- _WHAT THE EXERCISE ASKS_: Only an exact copy of every record counts as an answer.

════════

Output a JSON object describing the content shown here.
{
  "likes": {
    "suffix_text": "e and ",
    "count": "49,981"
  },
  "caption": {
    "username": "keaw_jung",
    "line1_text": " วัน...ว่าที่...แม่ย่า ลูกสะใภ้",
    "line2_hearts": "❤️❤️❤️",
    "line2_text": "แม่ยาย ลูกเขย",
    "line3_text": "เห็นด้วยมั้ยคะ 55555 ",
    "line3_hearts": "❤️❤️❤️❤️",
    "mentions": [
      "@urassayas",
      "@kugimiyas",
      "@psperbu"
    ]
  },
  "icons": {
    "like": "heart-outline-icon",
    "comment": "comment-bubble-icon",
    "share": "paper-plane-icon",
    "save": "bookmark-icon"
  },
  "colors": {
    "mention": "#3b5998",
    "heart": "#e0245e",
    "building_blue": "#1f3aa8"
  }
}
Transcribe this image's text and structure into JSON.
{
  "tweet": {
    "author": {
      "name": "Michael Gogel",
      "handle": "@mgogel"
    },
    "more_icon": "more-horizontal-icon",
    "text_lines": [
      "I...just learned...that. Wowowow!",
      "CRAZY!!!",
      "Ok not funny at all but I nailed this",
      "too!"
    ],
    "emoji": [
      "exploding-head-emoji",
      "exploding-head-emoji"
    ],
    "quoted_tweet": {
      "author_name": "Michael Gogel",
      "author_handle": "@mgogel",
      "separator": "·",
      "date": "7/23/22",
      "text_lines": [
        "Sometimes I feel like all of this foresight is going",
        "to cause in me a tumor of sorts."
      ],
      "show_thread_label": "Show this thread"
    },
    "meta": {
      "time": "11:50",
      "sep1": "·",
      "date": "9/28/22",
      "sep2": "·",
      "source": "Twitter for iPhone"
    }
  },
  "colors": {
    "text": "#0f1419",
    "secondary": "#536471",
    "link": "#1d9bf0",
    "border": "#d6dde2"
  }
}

════════

- _RESPONSE TO THIS EXERCISE_:
Output a JSON object describing the content shown here.
{
  "likes": {
    "suffix_text": "e and ",
    "count": "49,981"
  },
  "caption": {
    "username": "keaw_jung",
    "line1_text": " วัน...ว่าที่...แม่ย่า ลูกสะใภ้",
    "line2_hearts": "❤️❤️❤️",
    "line2_text": "แม่ยาย ลูกเขย",
    "line3_text": "เห็นด้วยมั้ยคะ 55555 ",
    "line3_hearts": "❤️❤️❤️❤️",
    "mentions": [
      "@urassayas",
      "@kugimiyas",
      "@psperbu"
    ]
  },
  "icons": {
    "like": "heart-outline-icon",
    "comment": "comment-bubble-icon",
    "share": "paper-plane-icon",
    "save": "bookmark-icon"
  },
  "colors": {
    "mention": "#3b5998",
    "heart": "#e0245e",
    "building_blue": "#1f3aa8"
  }
}
Transcribe this image's text and structure into JSON.
{
  "tweet": {
    "author": {
      "name": "Michael Gogel",
      "handle": "@mgogel"
    },
    "more_icon": "more-horizontal-icon",
    "text_lines": [
      "I...just learned...that. Wowowow!",
      "CRAZY!!!",
      "Ok not funny at all but I nailed this",
      "too!"
    ],
    "emoji": [
      "exploding-head-emoji",
      "exploding-head-emoji"
    ],
    "quoted_tweet": {
      "author_name": "Michael Gogel",
      "author_handle": "@mgogel",
      "separator": "·",
      "date": "7/23/22",
      "text_lines": [
        "Sometimes I feel like all of this foresight is going",
        "to cause in me a tumor of sorts."
      ],
      "show_thread_label": "Show this thread"
    },
    "meta": {
      "time": "11:50",
      "sep1": "·",
      "date": "9/28/22",
      "sep2": "·",
      "source": "Twitter for iPhone"
    }
  },
  "colors": {
    "text": "#0f1419",
    "secondary": "#536471",
    "link": "#1d9bf0",
    "border": "#d6dde2"
  }
}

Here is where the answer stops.